■ Requirement ■
Find every line with the word "Instructions". Copy those lines.

[Stored dataset items]
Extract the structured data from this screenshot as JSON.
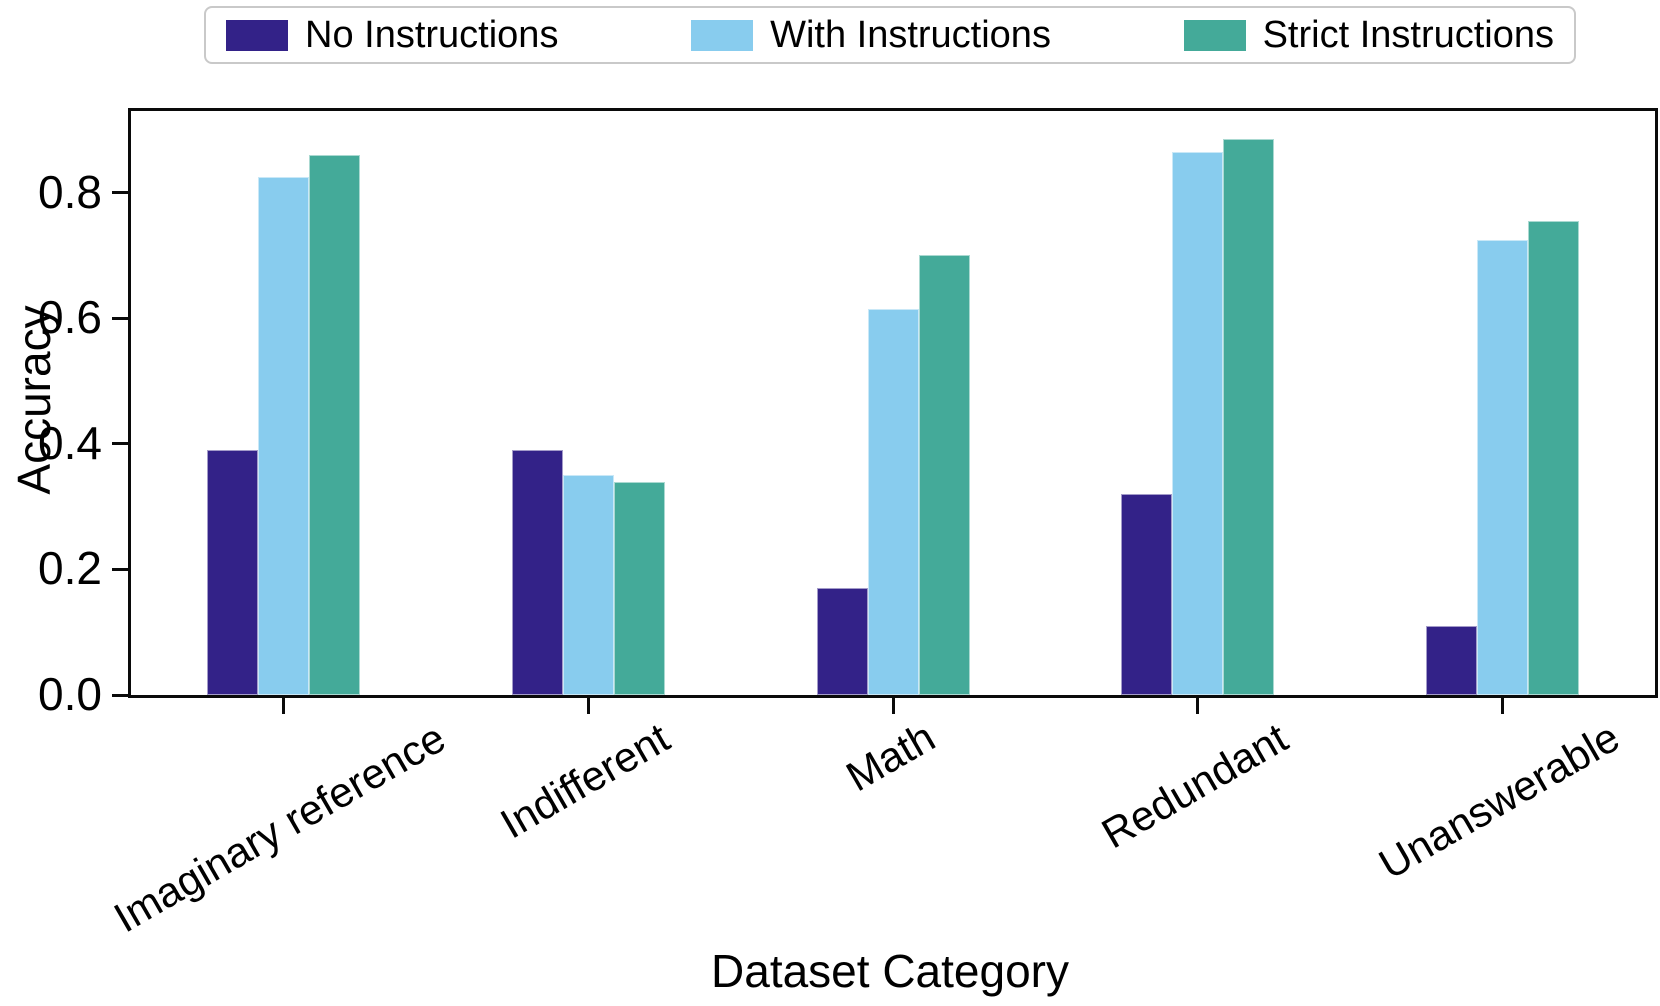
{
  "legend": {
    "items": [
      {
        "label": "No Instructions",
        "color": "#332288"
      },
      {
        "label": "With Instructions",
        "color": "#88CCEE"
      },
      {
        "label": "Strict Instructions",
        "color": "#44AA99"
      }
    ]
  },
  "chart_data": {
    "type": "bar",
    "title": "",
    "categories": [
      "Imaginary reference",
      "Indifferent",
      "Math",
      "Redundant",
      "Unanswerable"
    ],
    "series": [
      {
        "name": "No Instructions",
        "color": "#332288",
        "values": [
          0.39,
          0.39,
          0.17,
          0.32,
          0.11
        ]
      },
      {
        "name": "With Instructions",
        "color": "#88CCEE",
        "values": [
          0.825,
          0.35,
          0.615,
          0.865,
          0.725
        ]
      },
      {
        "name": "Strict Instructions",
        "color": "#44AA99",
        "values": [
          0.86,
          0.34,
          0.7,
          0.885,
          0.755
        ]
      }
    ],
    "xlabel": "Dataset Category",
    "ylabel": "Accuracy",
    "ylim": [
      0,
      0.93
    ],
    "yticks": [
      0.0,
      0.2,
      0.4,
      0.6,
      0.8
    ],
    "grid": false,
    "legend_position": "top",
    "tick_label_rotation_deg": 30,
    "axis_color": "#0a0a0a"
  }
}
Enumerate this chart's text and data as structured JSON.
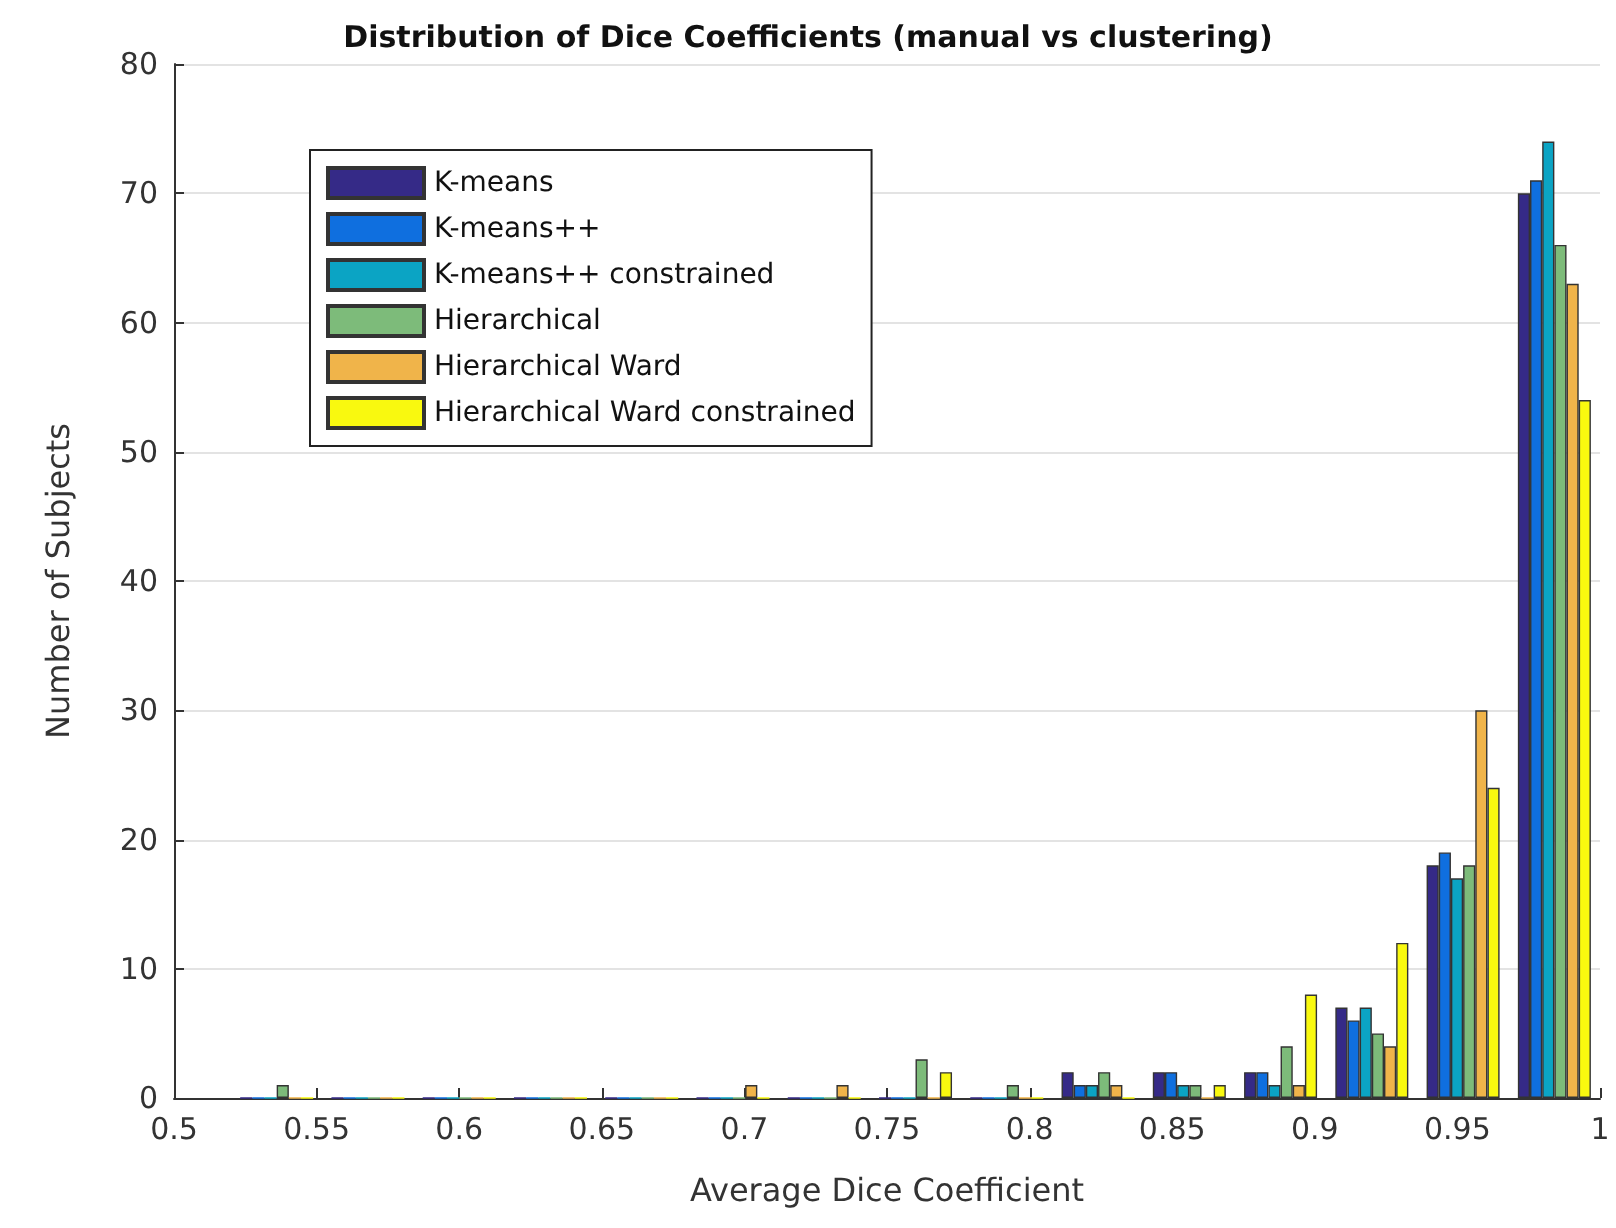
{
  "chart_data": {
    "type": "bar",
    "title": "Distribution of Dice Coefficients (manual vs clustering)",
    "xlabel": "Average Dice Coefficient",
    "ylabel": "Number of Subjects",
    "x": [
      0.536,
      0.568,
      0.6,
      0.632,
      0.664,
      0.696,
      0.728,
      0.76,
      0.792,
      0.824,
      0.856,
      0.888,
      0.92,
      0.952,
      0.984
    ],
    "series": [
      {
        "name": "K-means",
        "color": "#352a87",
        "values": [
          0,
          0,
          0,
          0,
          0,
          0,
          0,
          0,
          0,
          2,
          2,
          2,
          7,
          18,
          70
        ]
      },
      {
        "name": "K-means++",
        "color": "#0f6fdf",
        "values": [
          0,
          0,
          0,
          0,
          0,
          0,
          0,
          0,
          0,
          1,
          2,
          2,
          6,
          19,
          71
        ]
      },
      {
        "name": "K-means++ constrained",
        "color": "#0ba4c4",
        "values": [
          0,
          0,
          0,
          0,
          0,
          0,
          0,
          0,
          0,
          1,
          1,
          1,
          7,
          17,
          74
        ]
      },
      {
        "name": "Hierarchical",
        "color": "#7dbb7a",
        "values": [
          1,
          0,
          0,
          0,
          0,
          0,
          0,
          3,
          1,
          2,
          1,
          4,
          5,
          18,
          66
        ]
      },
      {
        "name": "Hierarchical Ward",
        "color": "#f0b44a",
        "values": [
          0,
          0,
          0,
          0,
          0,
          1,
          1,
          0,
          0,
          1,
          0,
          1,
          4,
          30,
          63
        ]
      },
      {
        "name": "Hierarchical Ward constrained",
        "color": "#f9f90f",
        "values": [
          0,
          0,
          0,
          0,
          0,
          0,
          0,
          2,
          0,
          0,
          1,
          8,
          12,
          24,
          54
        ]
      }
    ],
    "xlim": [
      0.5,
      1
    ],
    "xticks": [
      0.5,
      0.55,
      0.6,
      0.65,
      0.7,
      0.75,
      0.8,
      0.85,
      0.9,
      0.95,
      1
    ],
    "ylim": [
      0,
      80
    ],
    "yticks": [
      0,
      10,
      20,
      30,
      40,
      50,
      60,
      70,
      80
    ],
    "grid": "y",
    "legend": "top left"
  }
}
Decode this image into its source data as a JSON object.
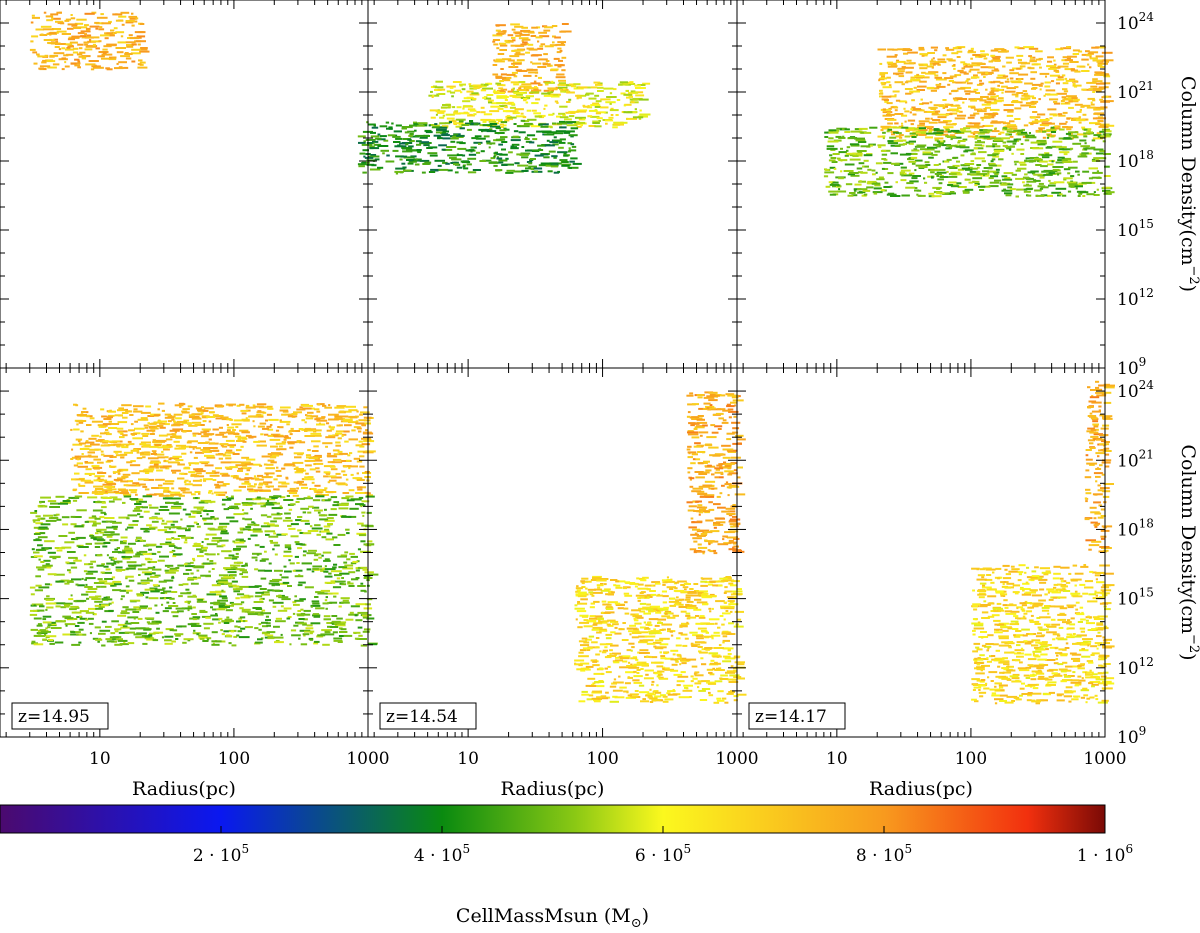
{
  "chart_data": {
    "type": "heatmap",
    "description_layout": "2x3 grid of phase plots",
    "x_axis": {
      "label": "Radius(pc)",
      "scale": "log",
      "range": [
        1.8,
        1000
      ],
      "ticks": [
        10,
        100,
        1000
      ],
      "tick_labels": [
        "10",
        "100",
        "1000"
      ]
    },
    "y_axis": {
      "label": "Column Density(cm",
      "label_exp": "−2",
      "label_close": ")",
      "scale": "log",
      "range_exp": [
        9,
        25
      ],
      "ticks_exp": [
        9,
        12,
        15,
        18,
        21,
        24
      ]
    },
    "colorbar": {
      "label": "CellMassMsun (M",
      "label_sub": "⊙",
      "label_close": ")",
      "range": [
        0,
        1000000
      ],
      "ticks": [
        {
          "value": 200000,
          "mantissa": "2 · 10",
          "exp": "5"
        },
        {
          "value": 400000,
          "mantissa": "4 · 10",
          "exp": "5"
        },
        {
          "value": 600000,
          "mantissa": "6 · 10",
          "exp": "5"
        },
        {
          "value": 800000,
          "mantissa": "8 · 10",
          "exp": "5"
        },
        {
          "value": 1000000,
          "mantissa": "1 · 10",
          "exp": "6"
        }
      ],
      "stops": [
        {
          "v": 0.0,
          "color": "#4b0a6e"
        },
        {
          "v": 0.2,
          "color": "#0a18f0"
        },
        {
          "v": 0.4,
          "color": "#0a8a10"
        },
        {
          "v": 0.52,
          "color": "#8ac814"
        },
        {
          "v": 0.6,
          "color": "#fbf81e"
        },
        {
          "v": 0.8,
          "color": "#f89a1e"
        },
        {
          "v": 0.93,
          "color": "#f2300e"
        },
        {
          "v": 1.0,
          "color": "#7a0a06"
        }
      ]
    },
    "panels": [
      {
        "id": "top-left",
        "redshift": "",
        "regions": [
          {
            "x0": 3,
            "x1": 20,
            "y0": 22.0,
            "y1": 24.5,
            "level": 0.74
          }
        ]
      },
      {
        "id": "top-middle",
        "redshift": "",
        "regions": [
          {
            "x0": 15,
            "x1": 50,
            "y0": 21.0,
            "y1": 24.0,
            "level": 0.74
          },
          {
            "x0": 5,
            "x1": 200,
            "y0": 19.5,
            "y1": 21.5,
            "level": 0.6
          },
          {
            "x0": 1.5,
            "x1": 60,
            "y0": 17.5,
            "y1": 19.8,
            "level": 0.42
          }
        ]
      },
      {
        "id": "top-right",
        "redshift": "",
        "regions": [
          {
            "x0": 20,
            "x1": 1000,
            "y0": 19.0,
            "y1": 23.0,
            "level": 0.72
          },
          {
            "x0": 8,
            "x1": 1000,
            "y0": 16.5,
            "y1": 19.5,
            "level": 0.5
          }
        ]
      },
      {
        "id": "bottom-left",
        "redshift": "z=14.95",
        "regions": [
          {
            "x0": 6,
            "x1": 1000,
            "y0": 19.5,
            "y1": 23.5,
            "level": 0.72
          },
          {
            "x0": 3,
            "x1": 1000,
            "y0": 13.0,
            "y1": 19.5,
            "level": 0.5
          }
        ]
      },
      {
        "id": "bottom-middle",
        "redshift": "z=14.54",
        "regions": [
          {
            "x0": 420,
            "x1": 1000,
            "y0": 17.0,
            "y1": 24.0,
            "level": 0.76
          },
          {
            "x0": 60,
            "x1": 1000,
            "y0": 10.5,
            "y1": 16.0,
            "level": 0.66
          }
        ]
      },
      {
        "id": "bottom-right",
        "redshift": "z=14.17",
        "regions": [
          {
            "x0": 700,
            "x1": 1000,
            "y0": 17.0,
            "y1": 24.5,
            "level": 0.76
          },
          {
            "x0": 100,
            "x1": 1000,
            "y0": 10.5,
            "y1": 16.5,
            "level": 0.66
          }
        ]
      }
    ]
  }
}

■ Full response ■
        "label": "No Instructions",
        "label": "With Instructions",
        "label": "Strict Instructions",
        "name": "No Instructions",
        "name": "With Instructions",
        "name": "Strict Instructions",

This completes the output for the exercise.